The records below need retyping in full; give them again exactly.

* BEGIN RECORDS FOR THE EXERCISE *

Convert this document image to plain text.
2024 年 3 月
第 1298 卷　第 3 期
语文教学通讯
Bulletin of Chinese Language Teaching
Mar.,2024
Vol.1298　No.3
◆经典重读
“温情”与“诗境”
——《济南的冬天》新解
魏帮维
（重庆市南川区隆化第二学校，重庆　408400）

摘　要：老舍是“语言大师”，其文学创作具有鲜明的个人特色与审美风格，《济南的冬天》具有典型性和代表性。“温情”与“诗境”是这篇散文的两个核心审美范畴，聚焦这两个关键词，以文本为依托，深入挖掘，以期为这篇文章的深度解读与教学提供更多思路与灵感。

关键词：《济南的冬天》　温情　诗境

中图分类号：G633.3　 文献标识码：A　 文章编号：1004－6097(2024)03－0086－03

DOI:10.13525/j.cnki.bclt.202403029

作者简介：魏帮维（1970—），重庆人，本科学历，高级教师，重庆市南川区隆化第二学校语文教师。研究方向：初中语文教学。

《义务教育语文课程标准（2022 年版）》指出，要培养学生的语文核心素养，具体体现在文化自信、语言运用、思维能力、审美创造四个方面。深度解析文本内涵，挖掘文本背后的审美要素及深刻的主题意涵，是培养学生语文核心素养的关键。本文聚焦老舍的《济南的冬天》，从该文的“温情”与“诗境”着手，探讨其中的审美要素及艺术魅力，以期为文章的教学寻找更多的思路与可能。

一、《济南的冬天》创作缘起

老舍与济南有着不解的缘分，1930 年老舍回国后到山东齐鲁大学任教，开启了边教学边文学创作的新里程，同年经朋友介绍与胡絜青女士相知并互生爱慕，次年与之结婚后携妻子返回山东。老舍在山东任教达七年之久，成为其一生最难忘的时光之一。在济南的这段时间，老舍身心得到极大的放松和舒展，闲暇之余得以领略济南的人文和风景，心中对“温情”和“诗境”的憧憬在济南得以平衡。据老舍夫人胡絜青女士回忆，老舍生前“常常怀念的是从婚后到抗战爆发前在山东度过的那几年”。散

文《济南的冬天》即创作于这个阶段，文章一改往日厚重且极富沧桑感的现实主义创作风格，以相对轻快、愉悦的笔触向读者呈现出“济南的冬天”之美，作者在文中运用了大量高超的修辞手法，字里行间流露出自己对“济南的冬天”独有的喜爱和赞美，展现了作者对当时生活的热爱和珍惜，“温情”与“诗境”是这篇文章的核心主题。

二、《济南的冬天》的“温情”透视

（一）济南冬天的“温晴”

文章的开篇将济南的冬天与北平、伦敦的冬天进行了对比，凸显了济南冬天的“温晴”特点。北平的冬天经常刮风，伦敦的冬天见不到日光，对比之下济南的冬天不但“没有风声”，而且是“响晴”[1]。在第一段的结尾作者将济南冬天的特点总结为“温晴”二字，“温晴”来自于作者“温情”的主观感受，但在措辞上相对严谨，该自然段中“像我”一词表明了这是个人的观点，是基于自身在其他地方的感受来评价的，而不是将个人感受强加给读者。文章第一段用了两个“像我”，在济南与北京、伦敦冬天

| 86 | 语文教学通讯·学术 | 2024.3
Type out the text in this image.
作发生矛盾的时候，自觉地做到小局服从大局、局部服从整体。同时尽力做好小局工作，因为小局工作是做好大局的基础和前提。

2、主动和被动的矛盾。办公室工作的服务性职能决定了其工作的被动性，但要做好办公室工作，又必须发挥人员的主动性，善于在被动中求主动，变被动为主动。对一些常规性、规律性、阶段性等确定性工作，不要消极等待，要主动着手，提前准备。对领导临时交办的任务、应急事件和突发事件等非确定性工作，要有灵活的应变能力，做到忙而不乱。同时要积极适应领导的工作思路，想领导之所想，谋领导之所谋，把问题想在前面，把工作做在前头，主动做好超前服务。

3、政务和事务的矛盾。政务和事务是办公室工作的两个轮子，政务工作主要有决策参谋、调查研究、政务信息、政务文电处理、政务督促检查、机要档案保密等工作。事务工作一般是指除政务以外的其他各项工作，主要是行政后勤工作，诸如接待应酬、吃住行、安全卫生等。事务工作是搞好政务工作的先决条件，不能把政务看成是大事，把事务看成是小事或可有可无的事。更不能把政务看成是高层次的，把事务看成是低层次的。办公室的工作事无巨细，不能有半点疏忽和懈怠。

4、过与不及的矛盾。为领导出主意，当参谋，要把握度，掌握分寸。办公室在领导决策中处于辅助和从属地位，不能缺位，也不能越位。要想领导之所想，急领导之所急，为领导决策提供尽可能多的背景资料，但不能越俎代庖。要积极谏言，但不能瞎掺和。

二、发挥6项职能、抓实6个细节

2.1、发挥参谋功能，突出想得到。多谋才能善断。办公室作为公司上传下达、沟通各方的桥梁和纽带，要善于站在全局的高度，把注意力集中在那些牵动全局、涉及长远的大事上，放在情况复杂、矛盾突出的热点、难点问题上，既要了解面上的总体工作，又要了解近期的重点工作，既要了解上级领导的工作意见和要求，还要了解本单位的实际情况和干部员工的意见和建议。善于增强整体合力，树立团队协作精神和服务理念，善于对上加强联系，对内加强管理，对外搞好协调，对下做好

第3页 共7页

* END RECORDS FOR THE EXERCISE *

## OUTPUT OF THE EXERCISE
Convert this document image to plain text.
2024 年 3 月
第 1298 卷　第 3 期
语文教学通讯
Bulletin of Chinese Language Teaching
Mar.,2024
Vol.1298　No.3
◆经典重读
“温情”与“诗境”
——《济南的冬天》新解
魏帮维
（重庆市南川区隆化第二学校，重庆　408400）

摘　要：老舍是“语言大师”，其文学创作具有鲜明的个人特色与审美风格，《济南的冬天》具有典型性和代表性。“温情”与“诗境”是这篇散文的两个核心审美范畴，聚焦这两个关键词，以文本为依托，深入挖掘，以期为这篇文章的深度解读与教学提供更多思路与灵感。

关键词：《济南的冬天》　温情　诗境

中图分类号：G633.3　 文献标识码：A　 文章编号：1004－6097(2024)03－0086－03

DOI:10.13525/j.cnki.bclt.202403029

作者简介：魏帮维（1970—），重庆人，本科学历，高级教师，重庆市南川区隆化第二学校语文教师。研究方向：初中语文教学。

《义务教育语文课程标准（2022 年版）》指出，要培养学生的语文核心素养，具体体现在文化自信、语言运用、思维能力、审美创造四个方面。深度解析文本内涵，挖掘文本背后的审美要素及深刻的主题意涵，是培养学生语文核心素养的关键。本文聚焦老舍的《济南的冬天》，从该文的“温情”与“诗境”着手，探讨其中的审美要素及艺术魅力，以期为文章的教学寻找更多的思路与可能。

一、《济南的冬天》创作缘起

老舍与济南有着不解的缘分，1930 年老舍回国后到山东齐鲁大学任教，开启了边教学边文学创作的新里程，同年经朋友介绍与胡絜青女士相知并互生爱慕，次年与之结婚后携妻子返回山东。老舍在山东任教达七年之久，成为其一生最难忘的时光之一。在济南的这段时间，老舍身心得到极大的放松和舒展，闲暇之余得以领略济南的人文和风景，心中对“温情”和“诗境”的憧憬在济南得以平衡。据老舍夫人胡絜青女士回忆，老舍生前“常常怀念的是从婚后到抗战爆发前在山东度过的那几年”。散

文《济南的冬天》即创作于这个阶段，文章一改往日厚重且极富沧桑感的现实主义创作风格，以相对轻快、愉悦的笔触向读者呈现出“济南的冬天”之美，作者在文中运用了大量高超的修辞手法，字里行间流露出自己对“济南的冬天”独有的喜爱和赞美，展现了作者对当时生活的热爱和珍惜，“温情”与“诗境”是这篇文章的核心主题。

二、《济南的冬天》的“温情”透视

（一）济南冬天的“温晴”

文章的开篇将济南的冬天与北平、伦敦的冬天进行了对比，凸显了济南冬天的“温晴”特点。北平的冬天经常刮风，伦敦的冬天见不到日光，对比之下济南的冬天不但“没有风声”，而且是“响晴”[1]。在第一段的结尾作者将济南冬天的特点总结为“温晴”二字，“温晴”来自于作者“温情”的主观感受，但在措辞上相对严谨，该自然段中“像我”一词表明了这是个人的观点，是基于自身在其他地方的感受来评价的，而不是将个人感受强加给读者。文章第一段用了两个“像我”，在济南与北京、伦敦冬天

| 86 | 语文教学通讯·学术 | 2024.3
Type out the text in this image.
作发生矛盾的时候，自觉地做到小局服从大局、局部服从整体。同时尽力做好小局工作，因为小局工作是做好大局的基础和前提。

2、主动和被动的矛盾。办公室工作的服务性职能决定了其工作的被动性，但要做好办公室工作，又必须发挥人员的主动性，善于在被动中求主动，变被动为主动。对一些常规性、规律性、阶段性等确定性工作，不要消极等待，要主动着手，提前准备。对领导临时交办的任务、应急事件和突发事件等非确定性工作，要有灵活的应变能力，做到忙而不乱。同时要积极适应领导的工作思路，想领导之所想，谋领导之所谋，把问题想在前面，把工作做在前头，主动做好超前服务。

3、政务和事务的矛盾。政务和事务是办公室工作的两个轮子，政务工作主要有决策参谋、调查研究、政务信息、政务文电处理、政务督促检查、机要档案保密等工作。事务工作一般是指除政务以外的其他各项工作，主要是行政后勤工作，诸如接待应酬、吃住行、安全卫生等。事务工作是搞好政务工作的先决条件，不能把政务看成是大事，把事务看成是小事或可有可无的事。更不能把政务看成是高层次的，把事务看成是低层次的。办公室的工作事无巨细，不能有半点疏忽和懈怠。

4、过与不及的矛盾。为领导出主意，当参谋，要把握度，掌握分寸。办公室在领导决策中处于辅助和从属地位，不能缺位，也不能越位。要想领导之所想，急领导之所急，为领导决策提供尽可能多的背景资料，但不能越俎代庖。要积极谏言，但不能瞎掺和。

二、发挥6项职能、抓实6个细节

2.1、发挥参谋功能，突出想得到。多谋才能善断。办公室作为公司上传下达、沟通各方的桥梁和纽带，要善于站在全局的高度，把注意力集中在那些牵动全局、涉及长远的大事上，放在情况复杂、矛盾突出的热点、难点问题上，既要了解面上的总体工作，又要了解近期的重点工作，既要了解上级领导的工作意见和要求，还要了解本单位的实际情况和干部员工的意见和建议。善于增强整体合力，树立团队协作精神和服务理念，善于对上加强联系，对内加强管理，对外搞好协调，对下做好

第3页 共7页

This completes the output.